Short problem:
Your task is to transcribe the data in full.

Data lines:
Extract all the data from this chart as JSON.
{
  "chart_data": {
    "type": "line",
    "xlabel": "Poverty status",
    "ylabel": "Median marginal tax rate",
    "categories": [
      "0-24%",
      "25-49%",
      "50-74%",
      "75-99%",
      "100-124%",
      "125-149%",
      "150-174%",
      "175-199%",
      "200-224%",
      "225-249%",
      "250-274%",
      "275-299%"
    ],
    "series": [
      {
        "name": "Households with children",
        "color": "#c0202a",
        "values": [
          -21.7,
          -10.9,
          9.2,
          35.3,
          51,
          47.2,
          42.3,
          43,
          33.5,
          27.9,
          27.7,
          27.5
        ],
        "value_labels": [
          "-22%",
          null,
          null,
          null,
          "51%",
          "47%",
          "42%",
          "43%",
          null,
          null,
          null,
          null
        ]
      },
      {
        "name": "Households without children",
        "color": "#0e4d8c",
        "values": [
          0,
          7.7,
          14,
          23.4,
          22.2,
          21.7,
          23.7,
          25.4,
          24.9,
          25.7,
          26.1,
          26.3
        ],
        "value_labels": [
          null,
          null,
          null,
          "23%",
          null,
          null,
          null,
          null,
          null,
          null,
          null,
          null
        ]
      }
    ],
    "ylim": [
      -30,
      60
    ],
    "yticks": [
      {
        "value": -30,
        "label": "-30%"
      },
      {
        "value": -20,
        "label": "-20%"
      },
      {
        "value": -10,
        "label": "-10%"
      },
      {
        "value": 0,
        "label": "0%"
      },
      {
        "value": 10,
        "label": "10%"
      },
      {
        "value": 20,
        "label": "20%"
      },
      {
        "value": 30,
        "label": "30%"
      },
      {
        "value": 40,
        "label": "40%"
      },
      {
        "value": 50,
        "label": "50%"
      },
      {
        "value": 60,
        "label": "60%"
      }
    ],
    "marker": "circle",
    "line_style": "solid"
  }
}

Finished exercise:
Extract all the data from this chart as JSON.
{
  "chart_data": {
    "type": "line",
    "xlabel": "Poverty status",
    "ylabel": "Median marginal tax rate",
    "categories": [
      "0-24%",
      "25-49%",
      "50-74%",
      "75-99%",
      "100-124%",
      "125-149%",
      "150-174%",
      "175-199%",
      "200-224%",
      "225-249%",
      "250-274%",
      "275-299%"
    ],
    "series": [
      {
        "name": "Households with children",
        "color": "#c0202a",
        "values": [
          -21.7,
          -10.9,
          9.2,
          35.3,
          51,
          47.2,
          42.3,
          43,
          33.5,
          27.9,
          27.7,
          27.5
        ],
        "value_labels": [
          "-22%",
          null,
          null,
          null,
          "51%",
          "47%",
          "42%",
          "43%",
          null,
          null,
          null,
          null
        ]
      },
      {
        "name": "Households without children",
        "color": "#0e4d8c",
        "values": [
          0,
          7.7,
          14,
          23.4,
          22.2,
          21.7,
          23.7,
          25.4,
          24.9,
          25.7,
          26.1,
          26.3
        ],
        "value_labels": [
          null,
          null,
          null,
          "23%",
          null,
          null,
          null,
          null,
          null,
          null,
          null,
          null
        ]
      }
    ],
    "ylim": [
      -30,
      60
    ],
    "yticks": [
      {
        "value": -30,
        "label": "-30%"
      },
      {
        "value": -20,
        "label": "-20%"
      },
      {
        "value": -10,
        "label": "-10%"
      },
      {
        "value": 0,
        "label": "0%"
      },
      {
        "value": 10,
        "label": "10%"
      },
      {
        "value": 20,
        "label": "20%"
      },
      {
        "value": 30,
        "label": "30%"
      },
      {
        "value": 40,
        "label": "40%"
      },
      {
        "value": 50,
        "label": "50%"
      },
      {
        "value": 60,
        "label": "60%"
      }
    ],
    "marker": "circle",
    "line_style": "solid"
  }
}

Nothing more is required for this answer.